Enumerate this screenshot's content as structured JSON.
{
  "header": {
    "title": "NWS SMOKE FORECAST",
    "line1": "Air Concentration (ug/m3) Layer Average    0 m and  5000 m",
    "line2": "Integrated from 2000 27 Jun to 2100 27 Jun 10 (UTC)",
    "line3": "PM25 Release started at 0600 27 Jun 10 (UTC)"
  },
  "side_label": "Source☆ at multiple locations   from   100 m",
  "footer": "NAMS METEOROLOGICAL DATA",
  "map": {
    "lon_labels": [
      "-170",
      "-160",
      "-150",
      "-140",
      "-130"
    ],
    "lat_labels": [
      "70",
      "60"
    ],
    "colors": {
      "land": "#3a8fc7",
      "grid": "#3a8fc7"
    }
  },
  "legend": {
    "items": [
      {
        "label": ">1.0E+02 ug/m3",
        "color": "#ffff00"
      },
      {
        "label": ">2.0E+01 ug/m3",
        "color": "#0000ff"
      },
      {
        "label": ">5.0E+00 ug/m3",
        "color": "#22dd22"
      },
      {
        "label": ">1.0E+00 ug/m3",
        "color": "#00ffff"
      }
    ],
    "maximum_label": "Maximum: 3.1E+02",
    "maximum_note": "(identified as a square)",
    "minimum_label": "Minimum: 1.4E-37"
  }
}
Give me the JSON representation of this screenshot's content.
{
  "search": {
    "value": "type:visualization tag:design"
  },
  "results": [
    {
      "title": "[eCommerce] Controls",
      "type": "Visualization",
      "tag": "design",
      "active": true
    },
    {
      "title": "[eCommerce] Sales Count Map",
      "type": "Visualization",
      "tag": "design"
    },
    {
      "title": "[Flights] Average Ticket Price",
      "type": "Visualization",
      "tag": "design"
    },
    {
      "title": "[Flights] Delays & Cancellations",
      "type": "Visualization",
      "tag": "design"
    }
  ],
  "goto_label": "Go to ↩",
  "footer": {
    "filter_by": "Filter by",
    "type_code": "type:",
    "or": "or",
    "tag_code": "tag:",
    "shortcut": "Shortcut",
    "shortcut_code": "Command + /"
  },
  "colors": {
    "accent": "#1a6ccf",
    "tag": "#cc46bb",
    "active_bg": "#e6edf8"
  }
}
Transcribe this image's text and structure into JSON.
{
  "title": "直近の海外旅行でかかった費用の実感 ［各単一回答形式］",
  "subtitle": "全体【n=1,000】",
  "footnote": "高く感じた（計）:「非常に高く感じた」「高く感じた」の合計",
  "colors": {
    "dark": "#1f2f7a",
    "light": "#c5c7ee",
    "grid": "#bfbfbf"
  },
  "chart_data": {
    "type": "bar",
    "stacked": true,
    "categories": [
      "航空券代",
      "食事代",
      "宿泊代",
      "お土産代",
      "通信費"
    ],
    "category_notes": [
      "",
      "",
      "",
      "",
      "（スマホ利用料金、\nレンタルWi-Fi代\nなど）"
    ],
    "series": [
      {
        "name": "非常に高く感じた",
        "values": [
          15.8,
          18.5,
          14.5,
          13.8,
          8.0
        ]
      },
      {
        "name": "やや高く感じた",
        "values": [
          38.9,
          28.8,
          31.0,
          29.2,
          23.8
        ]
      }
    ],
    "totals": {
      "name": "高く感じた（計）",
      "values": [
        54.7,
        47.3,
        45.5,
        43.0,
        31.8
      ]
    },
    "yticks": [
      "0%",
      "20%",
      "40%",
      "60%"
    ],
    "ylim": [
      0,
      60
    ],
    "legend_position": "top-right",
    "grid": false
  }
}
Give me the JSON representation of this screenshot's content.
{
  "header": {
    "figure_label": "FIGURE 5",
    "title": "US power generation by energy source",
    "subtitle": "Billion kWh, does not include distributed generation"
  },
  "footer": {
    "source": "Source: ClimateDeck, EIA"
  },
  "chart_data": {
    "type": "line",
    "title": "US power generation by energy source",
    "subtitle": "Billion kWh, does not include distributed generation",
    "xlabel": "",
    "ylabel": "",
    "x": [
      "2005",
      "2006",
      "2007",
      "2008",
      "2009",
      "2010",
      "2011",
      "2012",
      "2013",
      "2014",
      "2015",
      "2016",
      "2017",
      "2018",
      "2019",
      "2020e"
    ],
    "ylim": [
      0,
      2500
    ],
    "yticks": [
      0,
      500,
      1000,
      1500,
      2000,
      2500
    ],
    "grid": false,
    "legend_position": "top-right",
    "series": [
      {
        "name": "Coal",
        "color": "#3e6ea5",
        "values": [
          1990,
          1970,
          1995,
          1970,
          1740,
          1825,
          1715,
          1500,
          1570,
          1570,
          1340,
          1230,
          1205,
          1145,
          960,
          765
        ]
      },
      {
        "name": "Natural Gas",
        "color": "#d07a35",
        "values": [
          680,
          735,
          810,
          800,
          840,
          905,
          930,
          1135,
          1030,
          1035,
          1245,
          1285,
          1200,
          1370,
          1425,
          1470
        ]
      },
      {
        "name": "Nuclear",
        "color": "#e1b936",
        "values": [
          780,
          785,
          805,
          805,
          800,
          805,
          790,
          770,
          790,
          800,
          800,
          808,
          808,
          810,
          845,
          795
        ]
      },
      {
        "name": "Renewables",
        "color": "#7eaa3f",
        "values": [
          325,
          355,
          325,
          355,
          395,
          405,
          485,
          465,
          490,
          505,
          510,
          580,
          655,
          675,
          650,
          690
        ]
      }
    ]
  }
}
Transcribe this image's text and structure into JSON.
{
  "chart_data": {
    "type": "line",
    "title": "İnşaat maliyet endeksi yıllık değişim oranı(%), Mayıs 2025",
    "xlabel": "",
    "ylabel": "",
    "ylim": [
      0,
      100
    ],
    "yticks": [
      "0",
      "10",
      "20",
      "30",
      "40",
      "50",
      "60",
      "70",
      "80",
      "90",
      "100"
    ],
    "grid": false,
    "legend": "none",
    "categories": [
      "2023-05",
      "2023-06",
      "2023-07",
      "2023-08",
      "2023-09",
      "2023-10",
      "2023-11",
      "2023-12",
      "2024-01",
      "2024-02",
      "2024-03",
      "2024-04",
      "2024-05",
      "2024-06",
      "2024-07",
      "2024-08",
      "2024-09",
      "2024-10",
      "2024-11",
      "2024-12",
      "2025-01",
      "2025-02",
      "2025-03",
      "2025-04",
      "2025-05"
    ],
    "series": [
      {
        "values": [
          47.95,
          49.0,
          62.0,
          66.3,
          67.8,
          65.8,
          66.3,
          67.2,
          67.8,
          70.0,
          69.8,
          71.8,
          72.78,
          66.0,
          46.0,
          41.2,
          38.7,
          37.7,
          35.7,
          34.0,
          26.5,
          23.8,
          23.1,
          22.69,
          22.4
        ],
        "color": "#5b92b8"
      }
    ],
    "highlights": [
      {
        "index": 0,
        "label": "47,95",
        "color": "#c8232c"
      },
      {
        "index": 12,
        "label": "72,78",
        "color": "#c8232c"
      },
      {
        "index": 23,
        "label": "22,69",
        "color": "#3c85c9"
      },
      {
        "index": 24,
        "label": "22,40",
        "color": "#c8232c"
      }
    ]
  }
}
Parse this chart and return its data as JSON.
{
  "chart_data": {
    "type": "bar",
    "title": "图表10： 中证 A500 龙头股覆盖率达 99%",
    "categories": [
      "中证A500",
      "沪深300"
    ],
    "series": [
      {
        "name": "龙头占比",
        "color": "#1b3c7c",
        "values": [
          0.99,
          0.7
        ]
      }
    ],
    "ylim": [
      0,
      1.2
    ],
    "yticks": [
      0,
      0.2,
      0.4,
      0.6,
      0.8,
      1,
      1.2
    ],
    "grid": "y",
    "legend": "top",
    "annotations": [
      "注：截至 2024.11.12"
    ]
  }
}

^^^^

Exercise brief
Take the listing above and write it out again exactly.

Full output
Enumerate this screenshot's content as structured JSON.
{
  "header": {
    "title": "NWS SMOKE FORECAST",
    "line1": "Air Concentration (ug/m3) Layer Average    0 m and  5000 m",
    "line2": "Integrated from 2000 27 Jun to 2100 27 Jun 10 (UTC)",
    "line3": "PM25 Release started at 0600 27 Jun 10 (UTC)"
  },
  "side_label": "Source☆ at multiple locations   from   100 m",
  "footer": "NAMS METEOROLOGICAL DATA",
  "map": {
    "lon_labels": [
      "-170",
      "-160",
      "-150",
      "-140",
      "-130"
    ],
    "lat_labels": [
      "70",
      "60"
    ],
    "colors": {
      "land": "#3a8fc7",
      "grid": "#3a8fc7"
    }
  },
  "legend": {
    "items": [
      {
        "label": ">1.0E+02 ug/m3",
        "color": "#ffff00"
      },
      {
        "label": ">2.0E+01 ug/m3",
        "color": "#0000ff"
      },
      {
        "label": ">5.0E+00 ug/m3",
        "color": "#22dd22"
      },
      {
        "label": ">1.0E+00 ug/m3",
        "color": "#00ffff"
      }
    ],
    "maximum_label": "Maximum: 3.1E+02",
    "maximum_note": "(identified as a square)",
    "minimum_label": "Minimum: 1.4E-37"
  }
}
Give me the JSON representation of this screenshot's content.
{
  "search": {
    "value": "type:visualization tag:design"
  },
  "results": [
    {
      "title": "[eCommerce] Controls",
      "type": "Visualization",
      "tag": "design",
      "active": true
    },
    {
      "title": "[eCommerce] Sales Count Map",
      "type": "Visualization",
      "tag": "design"
    },
    {
      "title": "[Flights] Average Ticket Price",
      "type": "Visualization",
      "tag": "design"
    },
    {
      "title": "[Flights] Delays & Cancellations",
      "type": "Visualization",
      "tag": "design"
    }
  ],
  "goto_label": "Go to ↩",
  "footer": {
    "filter_by": "Filter by",
    "type_code": "type:",
    "or": "or",
    "tag_code": "tag:",
    "shortcut": "Shortcut",
    "shortcut_code": "Command + /"
  },
  "colors": {
    "accent": "#1a6ccf",
    "tag": "#cc46bb",
    "active_bg": "#e6edf8"
  }
}
Transcribe this image's text and structure into JSON.
{
  "title": "直近の海外旅行でかかった費用の実感 ［各単一回答形式］",
  "subtitle": "全体【n=1,000】",
  "footnote": "高く感じた（計）:「非常に高く感じた」「高く感じた」の合計",
  "colors": {
    "dark": "#1f2f7a",
    "light": "#c5c7ee",
    "grid": "#bfbfbf"
  },
  "chart_data": {
    "type": "bar",
    "stacked": true,
    "categories": [
      "航空券代",
      "食事代",
      "宿泊代",
      "お土産代",
      "通信費"
    ],
    "category_notes": [
      "",
      "",
      "",
      "",
      "（スマホ利用料金、\nレンタルWi-Fi代\nなど）"
    ],
    "series": [
      {
        "name": "非常に高く感じた",
        "values": [
          15.8,
          18.5,
          14.5,
          13.8,
          8.0
        ]
      },
      {
        "name": "やや高く感じた",
        "values": [
          38.9,
          28.8,
          31.0,
          29.2,
          23.8
        ]
      }
    ],
    "totals": {
      "name": "高く感じた（計）",
      "values": [
        54.7,
        47.3,
        45.5,
        43.0,
        31.8
      ]
    },
    "yticks": [
      "0%",
      "20%",
      "40%",
      "60%"
    ],
    "ylim": [
      0,
      60
    ],
    "legend_position": "top-right",
    "grid": false
  }
}
Give me the JSON representation of this screenshot's content.
{
  "header": {
    "figure_label": "FIGURE 5",
    "title": "US power generation by energy source",
    "subtitle": "Billion kWh, does not include distributed generation"
  },
  "footer": {
    "source": "Source: ClimateDeck, EIA"
  },
  "chart_data": {
    "type": "line",
    "title": "US power generation by energy source",
    "subtitle": "Billion kWh, does not include distributed generation",
    "xlabel": "",
    "ylabel": "",
    "x": [
      "2005",
      "2006",
      "2007",
      "2008",
      "2009",
      "2010",
      "2011",
      "2012",
      "2013",
      "2014",
      "2015",
      "2016",
      "2017",
      "2018",
      "2019",
      "2020e"
    ],
    "ylim": [
      0,
      2500
    ],
    "yticks": [
      0,
      500,
      1000,
      1500,
      2000,
      2500
    ],
    "grid": false,
    "legend_position": "top-right",
    "series": [
      {
        "name": "Coal",
        "color": "#3e6ea5",
        "values": [
          1990,
          1970,
          1995,
          1970,
          1740,
          1825,
          1715,
          1500,
          1570,
          1570,
          1340,
          1230,
          1205,
          1145,
          960,
          765
        ]
      },
      {
        "name": "Natural Gas",
        "color": "#d07a35",
        "values": [
          680,
          735,
          810,
          800,
          840,
          905,
          930,
          1135,
          1030,
          1035,
          1245,
          1285,
          1200,
          1370,
          1425,
          1470
        ]
      },
      {
        "name": "Nuclear",
        "color": "#e1b936",
        "values": [
          780,
          785,
          805,
          805,
          800,
          805,
          790,
          770,
          790,
          800,
          800,
          808,
          808,
          810,
          845,
          795
        ]
      },
      {
        "name": "Renewables",
        "color": "#7eaa3f",
        "values": [
          325,
          355,
          325,
          355,
          395,
          405,
          485,
          465,
          490,
          505,
          510,
          580,
          655,
          675,
          650,
          690
        ]
      }
    ]
  }
}
Transcribe this image's text and structure into JSON.
{
  "chart_data": {
    "type": "line",
    "title": "İnşaat maliyet endeksi yıllık değişim oranı(%), Mayıs 2025",
    "xlabel": "",
    "ylabel": "",
    "ylim": [
      0,
      100
    ],
    "yticks": [
      "0",
      "10",
      "20",
      "30",
      "40",
      "50",
      "60",
      "70",
      "80",
      "90",
      "100"
    ],
    "grid": false,
    "legend": "none",
    "categories": [
      "2023-05",
      "2023-06",
      "2023-07",
      "2023-08",
      "2023-09",
      "2023-10",
      "2023-11",
      "2023-12",
      "2024-01",
      "2024-02",
      "2024-03",
      "2024-04",
      "2024-05",
      "2024-06",
      "2024-07",
      "2024-08",
      "2024-09",
      "2024-10",
      "2024-11",
      "2024-12",
      "2025-01",
      "2025-02",
      "2025-03",
      "2025-04",
      "2025-05"
    ],
    "series": [
      {
        "values": [
          47.95,
          49.0,
          62.0,
          66.3,
          67.8,
          65.8,
          66.3,
          67.2,
          67.8,
          70.0,
          69.8,
          71.8,
          72.78,
          66.0,
          46.0,
          41.2,
          38.7,
          37.7,
          35.7,
          34.0,
          26.5,
          23.8,
          23.1,
          22.69,
          22.4
        ],
        "color": "#5b92b8"
      }
    ],
    "highlights": [
      {
        "index": 0,
        "label": "47,95",
        "color": "#c8232c"
      },
      {
        "index": 12,
        "label": "72,78",
        "color": "#c8232c"
      },
      {
        "index": 23,
        "label": "22,69",
        "color": "#3c85c9"
      },
      {
        "index": 24,
        "label": "22,40",
        "color": "#c8232c"
      }
    ]
  }
}
Parse this chart and return its data as JSON.
{
  "chart_data": {
    "type": "bar",
    "title": "图表10： 中证 A500 龙头股覆盖率达 99%",
    "categories": [
      "中证A500",
      "沪深300"
    ],
    "series": [
      {
        "name": "龙头占比",
        "color": "#1b3c7c",
        "values": [
          0.99,
          0.7
        ]
      }
    ],
    "ylim": [
      0,
      1.2
    ],
    "yticks": [
      0,
      0.2,
      0.4,
      0.6,
      0.8,
      1,
      1.2
    ],
    "grid": "y",
    "legend": "top",
    "annotations": [
      "注：截至 2024.11.12"
    ]
  }
}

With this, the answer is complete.